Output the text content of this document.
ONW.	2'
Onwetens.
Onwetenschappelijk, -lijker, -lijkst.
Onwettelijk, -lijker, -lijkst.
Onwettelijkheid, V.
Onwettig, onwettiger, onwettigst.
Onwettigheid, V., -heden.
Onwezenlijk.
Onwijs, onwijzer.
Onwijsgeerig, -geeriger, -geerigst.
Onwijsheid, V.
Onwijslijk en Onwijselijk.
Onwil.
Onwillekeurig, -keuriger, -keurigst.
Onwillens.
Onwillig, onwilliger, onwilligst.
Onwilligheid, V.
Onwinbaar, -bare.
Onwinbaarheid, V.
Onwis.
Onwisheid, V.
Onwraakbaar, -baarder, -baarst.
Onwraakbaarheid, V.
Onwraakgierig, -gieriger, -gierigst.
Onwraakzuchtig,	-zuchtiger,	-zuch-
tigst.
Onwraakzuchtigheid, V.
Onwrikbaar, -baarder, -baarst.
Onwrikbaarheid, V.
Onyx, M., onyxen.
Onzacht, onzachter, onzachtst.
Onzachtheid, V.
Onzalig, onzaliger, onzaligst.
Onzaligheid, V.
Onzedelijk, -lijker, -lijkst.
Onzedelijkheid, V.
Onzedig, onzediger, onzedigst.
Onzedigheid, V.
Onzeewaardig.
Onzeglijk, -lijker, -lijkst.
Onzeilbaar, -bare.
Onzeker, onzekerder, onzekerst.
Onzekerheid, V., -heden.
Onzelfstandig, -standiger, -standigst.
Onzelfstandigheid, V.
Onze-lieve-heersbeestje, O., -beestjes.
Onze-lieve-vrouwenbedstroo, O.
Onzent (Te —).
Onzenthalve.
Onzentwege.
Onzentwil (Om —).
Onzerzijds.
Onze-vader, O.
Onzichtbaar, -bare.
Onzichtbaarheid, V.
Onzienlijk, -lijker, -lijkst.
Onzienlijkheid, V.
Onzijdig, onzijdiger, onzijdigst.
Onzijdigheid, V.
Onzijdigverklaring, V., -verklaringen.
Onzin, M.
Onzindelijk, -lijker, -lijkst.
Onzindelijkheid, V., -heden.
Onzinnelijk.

--------------------------------------------------

[WRITTEN PROBLEM] For this exercise, gather every line of the data that contains the word "lijker".

[ANSWER IN FULL]
Onwetenschappelijk, -lijker, -lijkst.
Onwettelijk, -lijker, -lijkst.
Onzedelijk, -lijker, -lijkst.
Onzeglijk, -lijker, -lijkst.
Onzienlijk, -lijker, -lijkst.
Onzindelijk, -lijker, -lijkst.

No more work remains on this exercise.